→ **Collected data entries**
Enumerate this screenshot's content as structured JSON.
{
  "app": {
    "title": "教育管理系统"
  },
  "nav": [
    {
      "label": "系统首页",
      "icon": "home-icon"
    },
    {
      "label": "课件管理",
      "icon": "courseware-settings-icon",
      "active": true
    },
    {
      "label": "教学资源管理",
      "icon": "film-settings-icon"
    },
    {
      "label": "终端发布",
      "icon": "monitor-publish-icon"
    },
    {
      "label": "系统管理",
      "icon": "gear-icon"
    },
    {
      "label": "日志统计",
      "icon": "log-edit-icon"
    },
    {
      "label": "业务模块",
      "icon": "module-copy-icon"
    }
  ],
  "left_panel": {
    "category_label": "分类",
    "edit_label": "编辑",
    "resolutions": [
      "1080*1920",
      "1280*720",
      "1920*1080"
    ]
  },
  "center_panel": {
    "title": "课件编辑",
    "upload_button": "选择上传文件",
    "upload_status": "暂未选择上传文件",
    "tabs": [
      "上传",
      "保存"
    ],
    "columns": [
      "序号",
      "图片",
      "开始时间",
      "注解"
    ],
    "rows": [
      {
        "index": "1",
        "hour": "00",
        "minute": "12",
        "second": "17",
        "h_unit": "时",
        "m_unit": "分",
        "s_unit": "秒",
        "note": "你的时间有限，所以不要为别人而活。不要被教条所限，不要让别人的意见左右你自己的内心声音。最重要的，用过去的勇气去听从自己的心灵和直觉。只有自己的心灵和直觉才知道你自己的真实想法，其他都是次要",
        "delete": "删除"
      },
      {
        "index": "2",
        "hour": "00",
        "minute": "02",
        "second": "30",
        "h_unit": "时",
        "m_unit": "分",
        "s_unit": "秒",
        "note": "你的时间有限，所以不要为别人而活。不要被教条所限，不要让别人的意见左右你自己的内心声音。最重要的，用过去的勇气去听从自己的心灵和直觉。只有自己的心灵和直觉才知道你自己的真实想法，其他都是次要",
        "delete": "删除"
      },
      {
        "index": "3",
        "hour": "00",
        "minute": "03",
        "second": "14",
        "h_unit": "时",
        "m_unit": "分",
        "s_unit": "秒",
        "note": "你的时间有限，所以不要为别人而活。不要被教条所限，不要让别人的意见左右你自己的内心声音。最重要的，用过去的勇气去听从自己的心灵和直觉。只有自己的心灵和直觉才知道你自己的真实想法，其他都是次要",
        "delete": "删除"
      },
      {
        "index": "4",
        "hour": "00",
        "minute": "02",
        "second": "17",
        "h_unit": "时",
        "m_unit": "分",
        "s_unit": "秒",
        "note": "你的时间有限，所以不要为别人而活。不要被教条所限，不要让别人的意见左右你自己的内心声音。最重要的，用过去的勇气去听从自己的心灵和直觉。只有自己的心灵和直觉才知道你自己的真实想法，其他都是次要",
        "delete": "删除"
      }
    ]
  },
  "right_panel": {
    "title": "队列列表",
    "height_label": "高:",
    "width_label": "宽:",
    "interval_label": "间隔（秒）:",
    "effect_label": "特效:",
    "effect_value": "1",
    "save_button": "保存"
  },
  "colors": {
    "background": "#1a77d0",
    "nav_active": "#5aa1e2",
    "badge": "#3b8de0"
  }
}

→ **WORK REQUIRED**
Give a word-for-word copy of the records.

→ **CORRECT RESPONSE**
Enumerate this screenshot's content as structured JSON.
{
  "app": {
    "title": "教育管理系统"
  },
  "nav": [
    {
      "label": "系统首页",
      "icon": "home-icon"
    },
    {
      "label": "课件管理",
      "icon": "courseware-settings-icon",
      "active": true
    },
    {
      "label": "教学资源管理",
      "icon": "film-settings-icon"
    },
    {
      "label": "终端发布",
      "icon": "monitor-publish-icon"
    },
    {
      "label": "系统管理",
      "icon": "gear-icon"
    },
    {
      "label": "日志统计",
      "icon": "log-edit-icon"
    },
    {
      "label": "业务模块",
      "icon": "module-copy-icon"
    }
  ],
  "left_panel": {
    "category_label": "分类",
    "edit_label": "编辑",
    "resolutions": [
      "1080*1920",
      "1280*720",
      "1920*1080"
    ]
  },
  "center_panel": {
    "title": "课件编辑",
    "upload_button": "选择上传文件",
    "upload_status": "暂未选择上传文件",
    "tabs": [
      "上传",
      "保存"
    ],
    "columns": [
      "序号",
      "图片",
      "开始时间",
      "注解"
    ],
    "rows": [
      {
        "index": "1",
        "hour": "00",
        "minute": "12",
        "second": "17",
        "h_unit": "时",
        "m_unit": "分",
        "s_unit": "秒",
        "note": "你的时间有限，所以不要为别人而活。不要被教条所限，不要让别人的意见左右你自己的内心声音。最重要的，用过去的勇气去听从自己的心灵和直觉。只有自己的心灵和直觉才知道你自己的真实想法，其他都是次要",
        "delete": "删除"
      },
      {
        "index": "2",
        "hour": "00",
        "minute": "02",
        "second": "30",
        "h_unit": "时",
        "m_unit": "分",
        "s_unit": "秒",
        "note": "你的时间有限，所以不要为别人而活。不要被教条所限，不要让别人的意见左右你自己的内心声音。最重要的，用过去的勇气去听从自己的心灵和直觉。只有自己的心灵和直觉才知道你自己的真实想法，其他都是次要",
        "delete": "删除"
      },
      {
        "index": "3",
        "hour": "00",
        "minute": "03",
        "second": "14",
        "h_unit": "时",
        "m_unit": "分",
        "s_unit": "秒",
        "note": "你的时间有限，所以不要为别人而活。不要被教条所限，不要让别人的意见左右你自己的内心声音。最重要的，用过去的勇气去听从自己的心灵和直觉。只有自己的心灵和直觉才知道你自己的真实想法，其他都是次要",
        "delete": "删除"
      },
      {
        "index": "4",
        "hour": "00",
        "minute": "02",
        "second": "17",
        "h_unit": "时",
        "m_unit": "分",
        "s_unit": "秒",
        "note": "你的时间有限，所以不要为别人而活。不要被教条所限，不要让别人的意见左右你自己的内心声音。最重要的，用过去的勇气去听从自己的心灵和直觉。只有自己的心灵和直觉才知道你自己的真实想法，其他都是次要",
        "delete": "删除"
      }
    ]
  },
  "right_panel": {
    "title": "队列列表",
    "height_label": "高:",
    "width_label": "宽:",
    "interval_label": "间隔（秒）:",
    "effect_label": "特效:",
    "effect_value": "1",
    "save_button": "保存"
  },
  "colors": {
    "background": "#1a77d0",
    "nav_active": "#5aa1e2",
    "badge": "#3b8de0"
  }
}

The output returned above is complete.